Task directions: Count the lines below containing "CHOL". Number only.

Records from a dataset:
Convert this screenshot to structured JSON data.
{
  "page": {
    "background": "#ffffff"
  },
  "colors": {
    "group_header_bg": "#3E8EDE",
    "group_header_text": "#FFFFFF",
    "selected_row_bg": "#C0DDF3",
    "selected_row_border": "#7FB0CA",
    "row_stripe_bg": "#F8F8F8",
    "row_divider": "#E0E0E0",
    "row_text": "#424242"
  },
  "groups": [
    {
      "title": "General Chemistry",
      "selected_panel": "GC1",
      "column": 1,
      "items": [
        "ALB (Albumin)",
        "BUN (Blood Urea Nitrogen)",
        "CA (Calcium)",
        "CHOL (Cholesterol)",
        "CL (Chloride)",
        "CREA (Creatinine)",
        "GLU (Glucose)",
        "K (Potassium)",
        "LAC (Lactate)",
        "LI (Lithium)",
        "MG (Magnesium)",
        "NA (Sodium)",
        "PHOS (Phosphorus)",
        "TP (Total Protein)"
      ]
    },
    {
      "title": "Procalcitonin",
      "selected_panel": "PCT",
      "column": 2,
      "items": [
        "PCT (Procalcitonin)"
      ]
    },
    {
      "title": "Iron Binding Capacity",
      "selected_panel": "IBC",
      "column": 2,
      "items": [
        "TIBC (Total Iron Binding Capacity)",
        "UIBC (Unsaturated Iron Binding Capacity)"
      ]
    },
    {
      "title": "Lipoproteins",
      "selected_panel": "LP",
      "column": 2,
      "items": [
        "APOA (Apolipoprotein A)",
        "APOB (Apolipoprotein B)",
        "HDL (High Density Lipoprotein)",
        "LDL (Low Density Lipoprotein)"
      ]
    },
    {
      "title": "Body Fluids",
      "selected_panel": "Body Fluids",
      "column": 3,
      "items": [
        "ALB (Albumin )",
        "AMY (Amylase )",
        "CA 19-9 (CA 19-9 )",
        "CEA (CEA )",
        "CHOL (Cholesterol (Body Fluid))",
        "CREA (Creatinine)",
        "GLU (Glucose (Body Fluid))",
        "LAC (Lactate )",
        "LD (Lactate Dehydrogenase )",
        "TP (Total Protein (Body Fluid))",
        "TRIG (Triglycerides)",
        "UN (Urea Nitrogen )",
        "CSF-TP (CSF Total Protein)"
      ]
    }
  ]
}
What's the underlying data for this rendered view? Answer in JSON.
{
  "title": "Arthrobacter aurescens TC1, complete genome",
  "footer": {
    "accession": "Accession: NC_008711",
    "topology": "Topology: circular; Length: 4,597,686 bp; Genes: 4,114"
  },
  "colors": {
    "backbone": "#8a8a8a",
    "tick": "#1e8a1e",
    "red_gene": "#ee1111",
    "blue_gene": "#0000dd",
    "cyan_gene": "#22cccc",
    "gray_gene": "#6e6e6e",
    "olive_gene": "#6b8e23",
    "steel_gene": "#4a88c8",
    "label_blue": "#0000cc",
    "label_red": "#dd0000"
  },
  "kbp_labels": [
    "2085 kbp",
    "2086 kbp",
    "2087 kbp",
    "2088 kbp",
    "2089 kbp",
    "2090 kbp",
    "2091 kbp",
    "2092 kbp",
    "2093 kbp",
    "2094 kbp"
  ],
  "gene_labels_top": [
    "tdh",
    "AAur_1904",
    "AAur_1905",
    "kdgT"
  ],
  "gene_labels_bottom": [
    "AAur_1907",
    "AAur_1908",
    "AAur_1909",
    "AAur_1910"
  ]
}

Task solution: 2